To do
The records that follow need to be output exactly as they are.

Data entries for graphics
'''

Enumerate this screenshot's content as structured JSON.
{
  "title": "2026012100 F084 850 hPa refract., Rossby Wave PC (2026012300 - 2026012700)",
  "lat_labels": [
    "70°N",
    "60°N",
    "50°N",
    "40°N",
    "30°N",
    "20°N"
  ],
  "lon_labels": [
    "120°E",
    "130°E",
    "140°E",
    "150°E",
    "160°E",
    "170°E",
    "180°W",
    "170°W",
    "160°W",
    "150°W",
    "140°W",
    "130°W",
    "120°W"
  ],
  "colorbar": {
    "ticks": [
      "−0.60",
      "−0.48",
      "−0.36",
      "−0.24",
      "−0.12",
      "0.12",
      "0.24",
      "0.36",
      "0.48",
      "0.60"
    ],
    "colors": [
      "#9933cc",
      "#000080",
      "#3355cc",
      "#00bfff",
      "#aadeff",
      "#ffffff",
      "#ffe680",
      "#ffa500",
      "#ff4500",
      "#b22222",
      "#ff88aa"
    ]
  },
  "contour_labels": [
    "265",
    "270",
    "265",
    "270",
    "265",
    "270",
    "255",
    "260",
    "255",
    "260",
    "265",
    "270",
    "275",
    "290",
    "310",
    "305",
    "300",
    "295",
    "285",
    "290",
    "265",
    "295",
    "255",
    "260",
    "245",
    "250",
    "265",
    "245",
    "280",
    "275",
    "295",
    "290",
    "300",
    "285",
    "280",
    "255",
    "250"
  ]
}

'''

Output for this exercise
Enumerate this screenshot's content as structured JSON.
{
  "title": "2026012100 F084 850 hPa refract., Rossby Wave PC (2026012300 - 2026012700)",
  "lat_labels": [
    "70°N",
    "60°N",
    "50°N",
    "40°N",
    "30°N",
    "20°N"
  ],
  "lon_labels": [
    "120°E",
    "130°E",
    "140°E",
    "150°E",
    "160°E",
    "170°E",
    "180°W",
    "170°W",
    "160°W",
    "150°W",
    "140°W",
    "130°W",
    "120°W"
  ],
  "colorbar": {
    "ticks": [
      "−0.60",
      "−0.48",
      "−0.36",
      "−0.24",
      "−0.12",
      "0.12",
      "0.24",
      "0.36",
      "0.48",
      "0.60"
    ],
    "colors": [
      "#9933cc",
      "#000080",
      "#3355cc",
      "#00bfff",
      "#aadeff",
      "#ffffff",
      "#ffe680",
      "#ffa500",
      "#ff4500",
      "#b22222",
      "#ff88aa"
    ]
  },
  "contour_labels": [
    "265",
    "270",
    "265",
    "270",
    "265",
    "270",
    "255",
    "260",
    "255",
    "260",
    "265",
    "270",
    "275",
    "290",
    "310",
    "305",
    "300",
    "295",
    "285",
    "290",
    "265",
    "295",
    "255",
    "260",
    "245",
    "250",
    "265",
    "245",
    "280",
    "275",
    "295",
    "290",
    "300",
    "285",
    "280",
    "255",
    "250"
  ]
}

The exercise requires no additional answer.